GIVEN REQUEST >>
Without the images, write out all of the following entries exactly.

EXERCISE DATA >>
# # # # #
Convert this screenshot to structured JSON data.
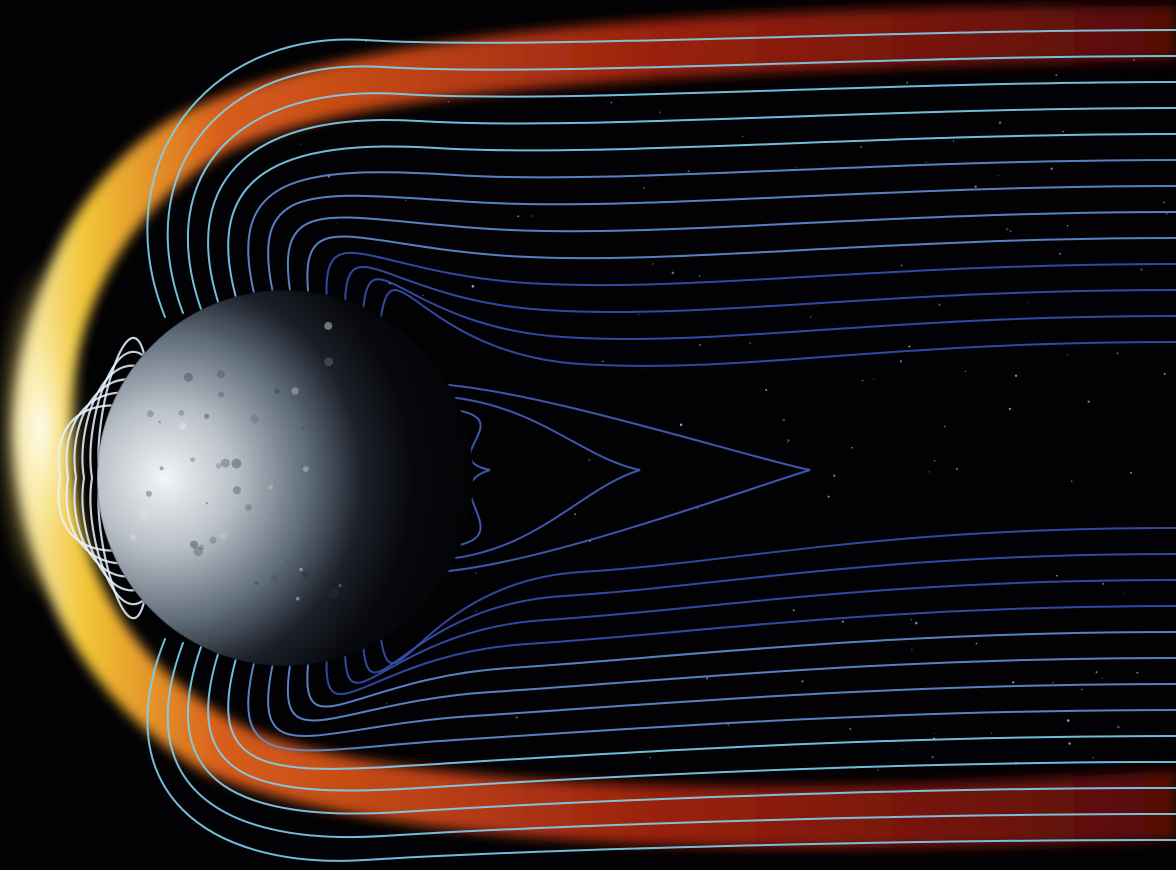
{
  "scene": {
    "subject": "planet-magnetosphere-illustration",
    "colors": {
      "space": "#020205",
      "bow_shock_inner": "#fff7c2",
      "bow_shock_mid": "#ffcc33",
      "bow_shock_outer": "#c0301a",
      "field_line_sunward": "#7fd0f0",
      "field_line_tail": "#3a4fb0",
      "planet_lit": "#e8ecef",
      "planet_mid": "#6d7a88",
      "planet_dark": "#05060a"
    }
  }
}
# # # # #
RESULT FOR THIS TASK >>
Convert this screenshot to structured JSON data.
{
  "scene": {
    "subject": "planet-magnetosphere-illustration",
    "colors": {
      "space": "#020205",
      "bow_shock_inner": "#fff7c2",
      "bow_shock_mid": "#ffcc33",
      "bow_shock_outer": "#c0301a",
      "field_line_sunward": "#7fd0f0",
      "field_line_tail": "#3a4fb0",
      "planet_lit": "#e8ecef",
      "planet_mid": "#6d7a88",
      "planet_dark": "#05060a"
    }
  }
}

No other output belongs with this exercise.